(Collected data)
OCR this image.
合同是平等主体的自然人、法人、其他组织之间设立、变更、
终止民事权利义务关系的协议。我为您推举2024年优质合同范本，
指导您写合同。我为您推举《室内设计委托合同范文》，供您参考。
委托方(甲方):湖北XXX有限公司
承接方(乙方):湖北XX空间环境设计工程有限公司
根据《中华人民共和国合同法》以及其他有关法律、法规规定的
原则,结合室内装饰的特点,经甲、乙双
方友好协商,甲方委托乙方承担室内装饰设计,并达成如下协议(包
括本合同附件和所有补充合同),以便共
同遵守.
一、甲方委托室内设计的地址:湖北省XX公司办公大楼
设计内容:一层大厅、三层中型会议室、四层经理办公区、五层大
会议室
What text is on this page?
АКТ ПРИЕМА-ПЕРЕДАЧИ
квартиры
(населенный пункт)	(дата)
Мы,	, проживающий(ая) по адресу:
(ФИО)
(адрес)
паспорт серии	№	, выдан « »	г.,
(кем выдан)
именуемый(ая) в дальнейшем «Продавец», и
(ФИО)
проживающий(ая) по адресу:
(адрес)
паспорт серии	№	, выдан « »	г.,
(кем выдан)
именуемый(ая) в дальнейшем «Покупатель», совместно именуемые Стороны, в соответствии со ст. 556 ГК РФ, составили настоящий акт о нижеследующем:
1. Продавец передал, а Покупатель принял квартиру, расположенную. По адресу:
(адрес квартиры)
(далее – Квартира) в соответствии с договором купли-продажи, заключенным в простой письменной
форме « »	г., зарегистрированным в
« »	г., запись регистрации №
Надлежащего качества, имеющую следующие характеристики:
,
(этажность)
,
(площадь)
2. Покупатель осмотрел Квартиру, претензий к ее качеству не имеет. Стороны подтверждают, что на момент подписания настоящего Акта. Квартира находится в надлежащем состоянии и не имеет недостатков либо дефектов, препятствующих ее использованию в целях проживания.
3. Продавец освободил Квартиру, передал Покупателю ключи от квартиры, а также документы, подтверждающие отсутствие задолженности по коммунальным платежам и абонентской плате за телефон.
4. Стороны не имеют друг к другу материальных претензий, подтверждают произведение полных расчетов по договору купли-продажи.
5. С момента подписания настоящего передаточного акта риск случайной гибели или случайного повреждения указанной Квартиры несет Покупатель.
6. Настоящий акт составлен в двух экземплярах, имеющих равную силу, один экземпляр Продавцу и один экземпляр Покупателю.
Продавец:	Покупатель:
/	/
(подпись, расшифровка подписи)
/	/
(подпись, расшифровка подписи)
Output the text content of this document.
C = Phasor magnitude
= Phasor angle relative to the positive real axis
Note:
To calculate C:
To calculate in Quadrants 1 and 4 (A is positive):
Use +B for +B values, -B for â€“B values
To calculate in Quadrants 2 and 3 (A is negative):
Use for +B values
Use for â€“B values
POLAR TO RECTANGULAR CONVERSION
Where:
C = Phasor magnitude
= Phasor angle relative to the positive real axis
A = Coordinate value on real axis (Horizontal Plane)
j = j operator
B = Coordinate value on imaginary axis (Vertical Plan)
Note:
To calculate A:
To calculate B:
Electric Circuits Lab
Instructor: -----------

Objective: Through the last line of the entries above, beginning at the line containing "Output the text content of this document.", transcribe each line exactly, both ends included and nothing more.

Answer for this exercise:
Output the text content of this document.
C = Phasor magnitude
= Phasor angle relative to the positive real axis
Note:
To calculate C:
To calculate in Quadrants 1 and 4 (A is positive):
Use +B for +B values, -B for â€“B values
To calculate in Quadrants 2 and 3 (A is negative):
Use for +B values
Use for â€“B values
POLAR TO RECTANGULAR CONVERSION
Where:
C = Phasor magnitude
= Phasor angle relative to the positive real axis
A = Coordinate value on real axis (Horizontal Plane)
j = j operator
B = Coordinate value on imaginary axis (Vertical Plan)
Note:
To calculate A:
To calculate B:
Electric Circuits Lab
Instructor: -----------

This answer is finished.